Stored data entries
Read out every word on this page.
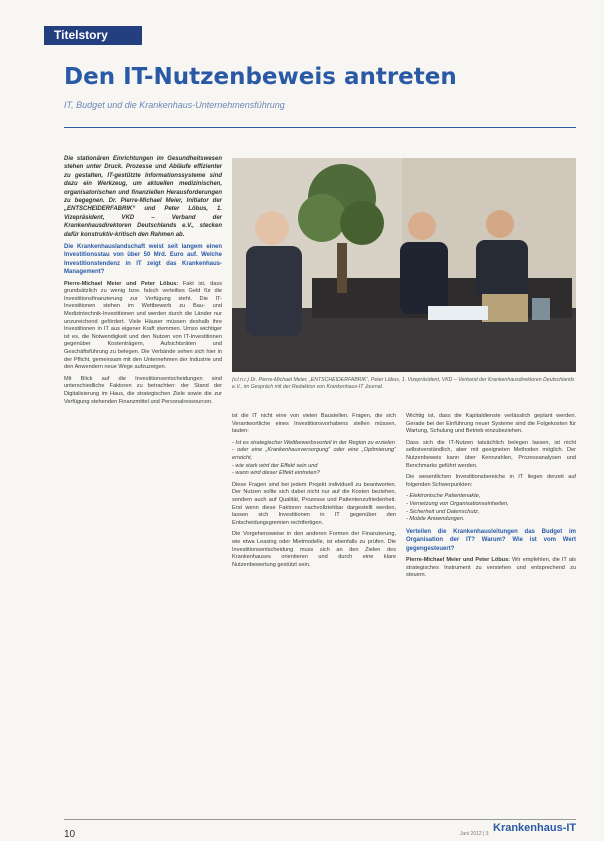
Titelstory
Den IT-Nutzenbeweis antreten
IT, Budget und die Krankenhaus-Unternehmensführung

Die stationären Einrichtungen im Gesundheitswesen stehen unter Druck. Prozesse und Abläufe effizienter zu gestalten, IT-gestützte Informationssysteme sind dazu ein Werkzeug, um aktuellen medizinischen, organisatorischen und finanziellen Herausforderungen zu begegnen. Dr. Pierre-Michael Meier, Initiator der „ENTSCHEIDERFABRIK“ und Peter Löbus, 1. Vizepräsident, VKD – Verband der Krankenhausdirektoren Deutschlands e.V., stecken dafür konstruktiv-kritisch den Rahmen ab.

Die Krankenhauslandschaft weist seit langem einen Investitionsstau von über 50 Mrd. Euro auf. Welche Investitionstendenz in IT zeigt das Krankenhaus-Management?

Pierre-Michael Meier und Peter Löbus: Fakt ist, dass grundsätzlich zu wenig bzw. falsch verteiltes Geld für die Investitionsfinanzierung zur Verfügung steht. Die IT-Investitionen stehen im Wettbewerb zu Bau- und Medizintechnik-Investitionen und werden durch die Länder nur unzureichend gefördert. Viele Häuser müssen deshalb ihre Investitionen in IT aus eigener Kraft stemmen. Umso wichtiger ist es, die Notwendigkeit und den Nutzen von IT-Investitionen gegenüber Kostenträgern, Aufsichtsräten und Geschäftsführung zu belegen. Die Verbände sehen sich hier in der Pflicht, gemeinsam mit den Unternehmen der Industrie und den Anwendern neue Wege aufzuzeigen.

Mit Blick auf die Investitionsentscheidungen sind unterschiedliche Faktoren zu betrachten: der Stand der Digitalisierung im Haus, die strategischen Ziele sowie die zur Verfügung stehenden Finanzmittel und Personalressourcen.

(v.l.n.r.) Dr. Pierre-Michael Meier, „ENTSCHEIDERFABRIK“, Peter Löbus, 1. Vizepräsident, VKD – Verband der Krankenhausdirektoren Deutschlands e.V., im Gespräch mit der Redaktion von Krankenhaus-IT Journal.

ist die IT nicht eine von vielen Baustellen. Fragen, die sich Verantwortliche eines Investitionsvorhabens stellen müssen, lauten:

- Ist es strategischer Wettbewerbsvorteil in der Region zu erzielen
- oder eine „Krankenhausversorgung“ oder eine „Optimierung“ erreicht,
- wie stark wird der Effekt sein und
- wann wird dieser Effekt eintreten?

Diese Fragen sind bei jedem Projekt individuell zu beantworten. Der Nutzen sollte sich dabei nicht nur auf die Kosten beziehen, sondern auch auf Qualität, Prozesse und Patientenzufriedenheit. Erst wenn diese Faktoren nachvollziehbar dargestellt werden, lassen sich Investitionen in IT gegenüber den Entscheidungsgremien rechtfertigen.

Die Vorgehensweise in den anderen Formen der Finanzierung, wie etwa Leasing oder Mietmodelle, ist ebenfalls zu prüfen. Die Investitionsentscheidung muss sich an den Zielen des Krankenhauses orientieren und durch eine klare Nutzenbewertung gestützt sein.

Wichtig ist, dass die Kapitaldienste verlässlich geplant werden. Gerade bei der Einführung neuer Systeme sind die Folgekosten für Wartung, Schulung und Betrieb einzubeziehen.

Dass sich die IT-Nutzen tatsächlich belegen lassen, ist nicht selbstverständlich, aber mit geeigneten Methoden möglich. Der Nutzenbeweis kann über Kennzahlen, Prozessanalysen und Benchmarks geführt werden.

Die wesentlichen Investitionsbereiche in IT liegen derzeit auf folgenden Schwerpunkten:

- Elektronische Patientenakte,
- Vernetzung von Organisationseinheiten,
- Sicherheit und Datenschutz,
- Mobile Anwendungen.

Verteilen die Krankenhausleitungen das Budget im Organisation der IT? Warum? Wie ist vom Wert gegengesteuert?

Pierre-Michael Meier und Peter Löbus: Wir empfehlen, die IT als strategisches Instrument zu verstehen und entsprechend zu steuern.

10	Juni 2012 | 3 Krankenhaus-IT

Aim:
Read through the lines above and collect those that contain the string "oder".

Answer to this task:
- oder eine „Krankenhausversorgung“ oder eine „Optimierung“ erreicht,
Die Vorgehensweise in den anderen Formen der Finanzierung, wie etwa Leasing oder Mietmodelle, ist ebenfalls zu prüfen. Die Investitionsentscheidung muss sich an den Zielen des Krankenhauses orientieren und durch eine klare Nutzenbewertung gestützt sein.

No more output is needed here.